> AIM
Transcribe, word for word, the line containing "Parse this screenshot: output" and each line following it through the end of the listing below. Omit all other lines.

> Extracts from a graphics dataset
========================================

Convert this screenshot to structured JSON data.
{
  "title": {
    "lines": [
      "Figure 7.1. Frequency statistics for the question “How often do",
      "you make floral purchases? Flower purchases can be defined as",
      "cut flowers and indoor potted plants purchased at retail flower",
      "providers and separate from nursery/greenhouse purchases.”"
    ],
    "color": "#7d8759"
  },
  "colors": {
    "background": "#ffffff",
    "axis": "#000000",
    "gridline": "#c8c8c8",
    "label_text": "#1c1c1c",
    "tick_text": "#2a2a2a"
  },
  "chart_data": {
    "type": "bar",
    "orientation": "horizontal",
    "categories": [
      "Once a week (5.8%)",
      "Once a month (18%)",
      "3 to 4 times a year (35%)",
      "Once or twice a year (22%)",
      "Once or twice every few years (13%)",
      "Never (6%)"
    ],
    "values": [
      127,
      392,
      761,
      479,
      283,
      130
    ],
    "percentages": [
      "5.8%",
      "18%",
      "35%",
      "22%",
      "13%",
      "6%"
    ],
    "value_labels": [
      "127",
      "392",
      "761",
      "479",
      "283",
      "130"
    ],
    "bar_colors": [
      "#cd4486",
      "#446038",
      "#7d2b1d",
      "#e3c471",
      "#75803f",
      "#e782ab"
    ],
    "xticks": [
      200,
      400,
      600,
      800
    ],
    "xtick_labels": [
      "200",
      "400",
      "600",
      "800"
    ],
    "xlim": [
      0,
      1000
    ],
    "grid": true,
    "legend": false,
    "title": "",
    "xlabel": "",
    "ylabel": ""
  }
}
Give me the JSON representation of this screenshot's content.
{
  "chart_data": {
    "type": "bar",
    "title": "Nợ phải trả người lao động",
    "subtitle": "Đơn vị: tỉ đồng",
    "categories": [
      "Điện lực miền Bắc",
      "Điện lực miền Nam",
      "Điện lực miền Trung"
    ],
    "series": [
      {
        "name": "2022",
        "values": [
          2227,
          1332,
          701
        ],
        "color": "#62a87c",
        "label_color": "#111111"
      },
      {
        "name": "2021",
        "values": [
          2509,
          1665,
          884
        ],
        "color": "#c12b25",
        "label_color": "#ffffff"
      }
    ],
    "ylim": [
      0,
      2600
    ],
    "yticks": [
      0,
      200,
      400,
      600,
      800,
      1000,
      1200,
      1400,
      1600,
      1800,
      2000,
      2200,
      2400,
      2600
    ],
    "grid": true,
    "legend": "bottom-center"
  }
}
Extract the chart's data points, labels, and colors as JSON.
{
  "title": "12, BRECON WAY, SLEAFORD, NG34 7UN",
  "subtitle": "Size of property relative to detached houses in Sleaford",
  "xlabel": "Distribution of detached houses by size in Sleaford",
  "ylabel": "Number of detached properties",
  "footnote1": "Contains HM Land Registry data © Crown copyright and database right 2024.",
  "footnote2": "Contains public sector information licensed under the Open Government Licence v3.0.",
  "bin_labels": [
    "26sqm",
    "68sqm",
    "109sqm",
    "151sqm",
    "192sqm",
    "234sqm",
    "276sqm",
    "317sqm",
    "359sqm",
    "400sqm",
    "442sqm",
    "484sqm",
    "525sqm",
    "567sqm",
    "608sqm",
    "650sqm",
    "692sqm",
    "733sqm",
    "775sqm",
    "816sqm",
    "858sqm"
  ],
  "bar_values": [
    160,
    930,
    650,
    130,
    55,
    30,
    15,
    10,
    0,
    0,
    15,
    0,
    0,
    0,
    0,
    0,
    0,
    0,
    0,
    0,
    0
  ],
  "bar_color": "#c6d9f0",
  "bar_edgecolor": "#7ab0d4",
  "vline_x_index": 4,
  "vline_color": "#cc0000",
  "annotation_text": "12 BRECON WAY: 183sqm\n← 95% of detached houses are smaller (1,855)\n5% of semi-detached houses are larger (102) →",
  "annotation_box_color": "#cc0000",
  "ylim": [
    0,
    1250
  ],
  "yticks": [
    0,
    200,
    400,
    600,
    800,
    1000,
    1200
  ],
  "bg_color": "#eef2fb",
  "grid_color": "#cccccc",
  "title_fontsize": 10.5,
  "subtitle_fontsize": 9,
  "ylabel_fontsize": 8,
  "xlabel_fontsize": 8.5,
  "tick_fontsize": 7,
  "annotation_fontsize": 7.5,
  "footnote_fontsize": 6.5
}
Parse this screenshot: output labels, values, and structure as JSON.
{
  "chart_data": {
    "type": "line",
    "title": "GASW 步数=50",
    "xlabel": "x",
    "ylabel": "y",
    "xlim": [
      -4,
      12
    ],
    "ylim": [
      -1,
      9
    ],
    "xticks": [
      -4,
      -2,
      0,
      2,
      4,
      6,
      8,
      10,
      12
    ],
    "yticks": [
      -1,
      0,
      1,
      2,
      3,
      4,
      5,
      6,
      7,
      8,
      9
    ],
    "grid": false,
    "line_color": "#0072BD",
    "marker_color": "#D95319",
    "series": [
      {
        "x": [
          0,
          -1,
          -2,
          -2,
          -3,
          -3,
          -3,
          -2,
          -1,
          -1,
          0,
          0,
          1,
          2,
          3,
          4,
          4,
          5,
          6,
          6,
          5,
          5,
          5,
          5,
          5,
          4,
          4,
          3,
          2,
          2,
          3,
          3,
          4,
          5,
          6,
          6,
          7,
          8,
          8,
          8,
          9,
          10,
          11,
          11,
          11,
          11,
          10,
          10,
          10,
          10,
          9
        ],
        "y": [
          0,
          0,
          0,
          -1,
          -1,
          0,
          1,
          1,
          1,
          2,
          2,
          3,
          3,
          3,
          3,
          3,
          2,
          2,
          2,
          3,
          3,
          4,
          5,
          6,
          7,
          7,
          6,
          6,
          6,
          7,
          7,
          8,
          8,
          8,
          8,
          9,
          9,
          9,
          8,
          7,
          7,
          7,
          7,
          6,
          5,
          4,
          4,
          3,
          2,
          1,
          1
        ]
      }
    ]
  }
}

========================================

> WORKED SOLUTION
Parse this screenshot: output labels, values, and structure as JSON.
{
  "chart_data": {
    "type": "line",
    "title": "GASW 步数=50",
    "xlabel": "x",
    "ylabel": "y",
    "xlim": [
      -4,
      12
    ],
    "ylim": [
      -1,
      9
    ],
    "xticks": [
      -4,
      -2,
      0,
      2,
      4,
      6,
      8,
      10,
      12
    ],
    "yticks": [
      -1,
      0,
      1,
      2,
      3,
      4,
      5,
      6,
      7,
      8,
      9
    ],
    "grid": false,
    "line_color": "#0072BD",
    "marker_color": "#D95319",
    "series": [
      {
        "x": [
          0,
          -1,
          -2,
          -2,
          -3,
          -3,
          -3,
          -2,
          -1,
          -1,
          0,
          0,
          1,
          2,
          3,
          4,
          4,
          5,
          6,
          6,
          5,
          5,
          5,
          5,
          5,
          4,
          4,
          3,
          2,
          2,
          3,
          3,
          4,
          5,
          6,
          6,
          7,
          8,
          8,
          8,
          9,
          10,
          11,
          11,
          11,
          11,
          10,
          10,
          10,
          10,
          9
        ],
        "y": [
          0,
          0,
          0,
          -1,
          -1,
          0,
          1,
          1,
          1,
          2,
          2,
          3,
          3,
          3,
          3,
          3,
          2,
          2,
          2,
          3,
          3,
          4,
          5,
          6,
          7,
          7,
          6,
          6,
          6,
          7,
          7,
          8,
          8,
          8,
          8,
          9,
          9,
          9,
          8,
          7,
          7,
          7,
          7,
          6,
          5,
          4,
          4,
          3,
          2,
          1,
          1
        ]
      }
    ]
  }
}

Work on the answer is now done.